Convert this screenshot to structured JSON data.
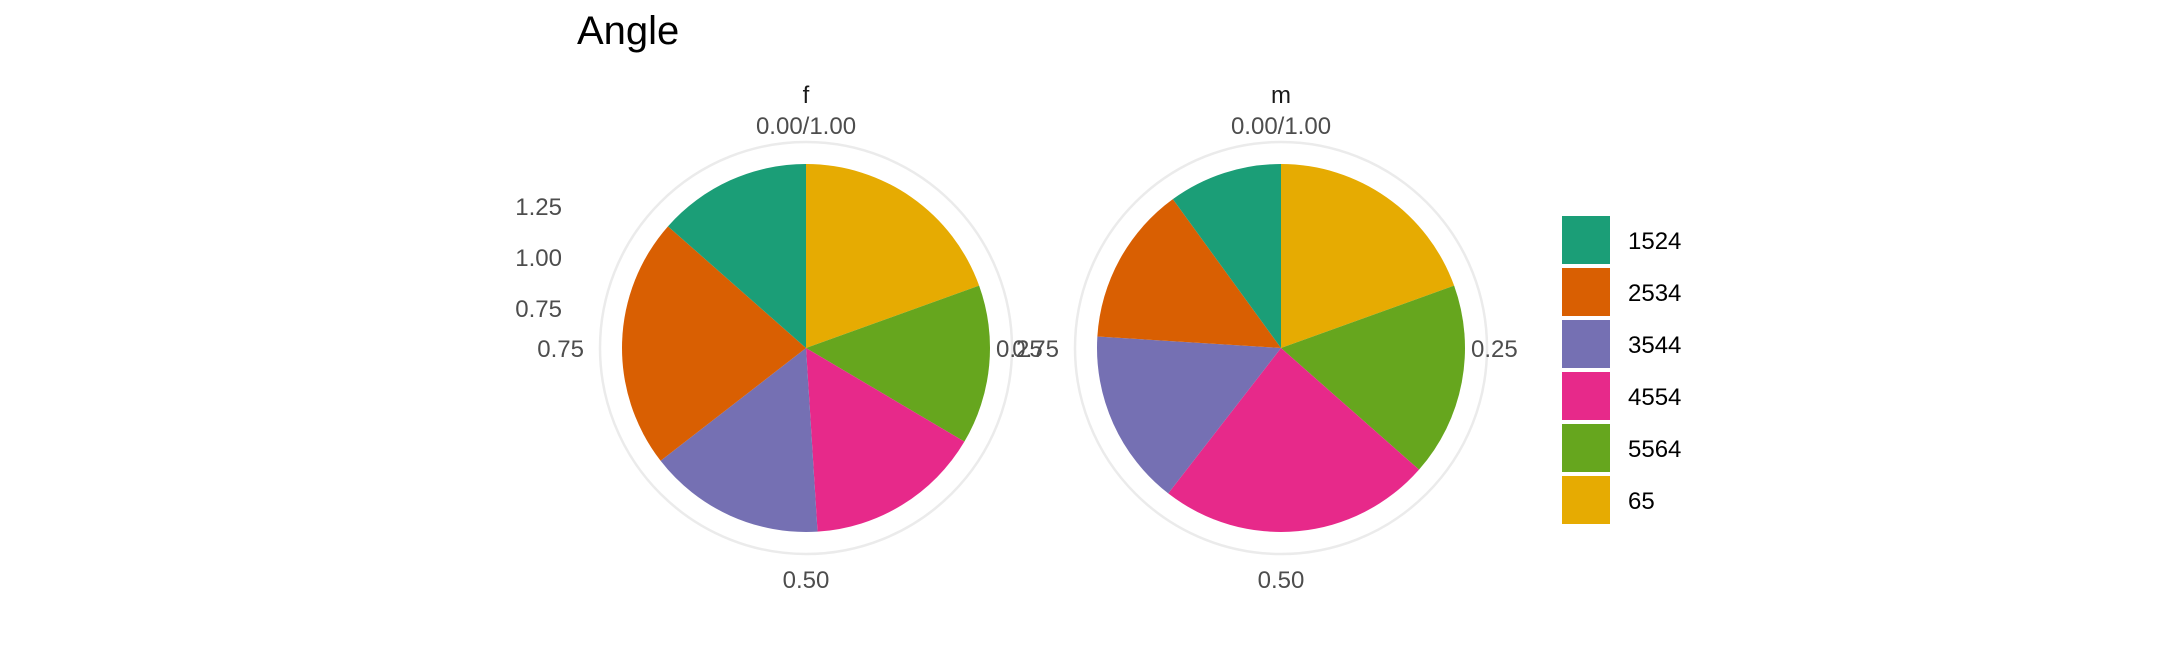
{
  "chart_data": {
    "type": "pie",
    "title": "Angle",
    "categories": [
      "1524",
      "2534",
      "3544",
      "4554",
      "5564",
      "65"
    ],
    "colors": [
      "#1B9E77",
      "#D95F02",
      "#7570B3",
      "#E7298A",
      "#66A61E",
      "#E6AB02"
    ],
    "radial_tick_labels": [
      "1.25",
      "1.00",
      "0.75"
    ],
    "angle_tick_labels": [
      "0.00/1.00",
      "0.25",
      "0.50",
      "0.75"
    ],
    "facets": [
      {
        "label": "f",
        "values": [
          0.135,
          0.22,
          0.155,
          0.155,
          0.14,
          0.195
        ]
      },
      {
        "label": "m",
        "values": [
          0.1,
          0.14,
          0.155,
          0.24,
          0.17,
          0.195
        ]
      }
    ],
    "legend": {
      "position": "right",
      "entries": [
        "1524",
        "2534",
        "3544",
        "4554",
        "5564",
        "65"
      ]
    },
    "grid": true
  }
}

▶ [WHAT YOU NEED TO DO]
Do not copy the pictures, but repeat every line exactly.

▶ [SOLVED PROBLEM]
Convert this screenshot to structured JSON data.
{
  "chart_data": {
    "type": "pie",
    "title": "Angle",
    "categories": [
      "1524",
      "2534",
      "3544",
      "4554",
      "5564",
      "65"
    ],
    "colors": [
      "#1B9E77",
      "#D95F02",
      "#7570B3",
      "#E7298A",
      "#66A61E",
      "#E6AB02"
    ],
    "radial_tick_labels": [
      "1.25",
      "1.00",
      "0.75"
    ],
    "angle_tick_labels": [
      "0.00/1.00",
      "0.25",
      "0.50",
      "0.75"
    ],
    "facets": [
      {
        "label": "f",
        "values": [
          0.135,
          0.22,
          0.155,
          0.155,
          0.14,
          0.195
        ]
      },
      {
        "label": "m",
        "values": [
          0.1,
          0.14,
          0.155,
          0.24,
          0.17,
          0.195
        ]
      }
    ],
    "legend": {
      "position": "right",
      "entries": [
        "1524",
        "2534",
        "3544",
        "4554",
        "5564",
        "65"
      ]
    },
    "grid": true
  }
}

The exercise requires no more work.